# Work instructions
Pictures appear in the records below; write out everything else exactly.
** Start of Data records **
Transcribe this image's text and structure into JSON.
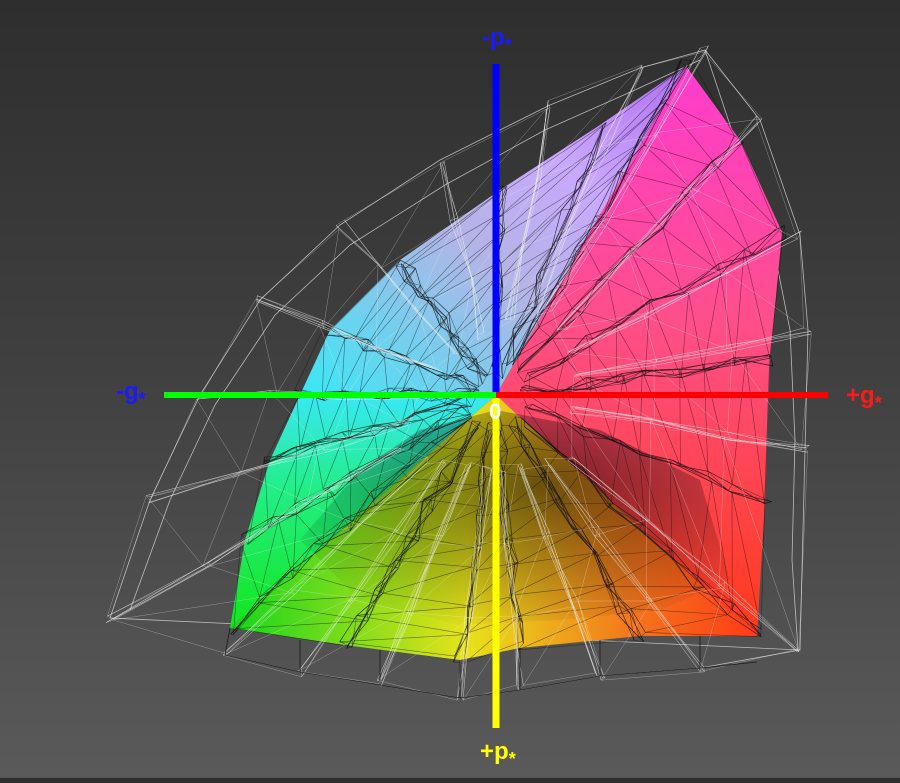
{
  "diagram": {
    "axes": {
      "minus_p": {
        "base": "-p",
        "sub": "*",
        "color": "#1a1aff"
      },
      "plus_p": {
        "base": "+p",
        "sub": "*",
        "color": "#ffff00"
      },
      "minus_g": {
        "base": "-g",
        "sub": "*",
        "color": "#1a1aff"
      },
      "plus_g": {
        "base": "+g",
        "sub": "*",
        "color": "#ff1a1a"
      },
      "origin": {
        "label": "0",
        "color": "#ffffff"
      }
    },
    "axis_line_colors": {
      "minus_p": "#0000ff",
      "plus_p": "#ffff00",
      "minus_g": "#00ff00",
      "plus_g": "#ff0000"
    },
    "gamut_colors": {
      "cyan": "#39e8f5",
      "lavender": "#c9a8ff",
      "violet": "#b06cf0",
      "magenta": "#ff3ccf",
      "pink": "#ff4f8a",
      "red": "#ff3a18",
      "orange": "#f27a1c",
      "yellow": "#e8e21a",
      "green": "#14e61c",
      "gray": "#8a8a8a"
    }
  }
}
** End of Data records **
# Answer to the problem
Transcribe this image's text and structure into JSON.
{
  "diagram": {
    "axes": {
      "minus_p": {
        "base": "-p",
        "sub": "*",
        "color": "#1a1aff"
      },
      "plus_p": {
        "base": "+p",
        "sub": "*",
        "color": "#ffff00"
      },
      "minus_g": {
        "base": "-g",
        "sub": "*",
        "color": "#1a1aff"
      },
      "plus_g": {
        "base": "+g",
        "sub": "*",
        "color": "#ff1a1a"
      },
      "origin": {
        "label": "0",
        "color": "#ffffff"
      }
    },
    "axis_line_colors": {
      "minus_p": "#0000ff",
      "plus_p": "#ffff00",
      "minus_g": "#00ff00",
      "plus_g": "#ff0000"
    },
    "gamut_colors": {
      "cyan": "#39e8f5",
      "lavender": "#c9a8ff",
      "violet": "#b06cf0",
      "magenta": "#ff3ccf",
      "pink": "#ff4f8a",
      "red": "#ff3a18",
      "orange": "#f27a1c",
      "yellow": "#e8e21a",
      "green": "#14e61c",
      "gray": "#8a8a8a"
    }
  }
}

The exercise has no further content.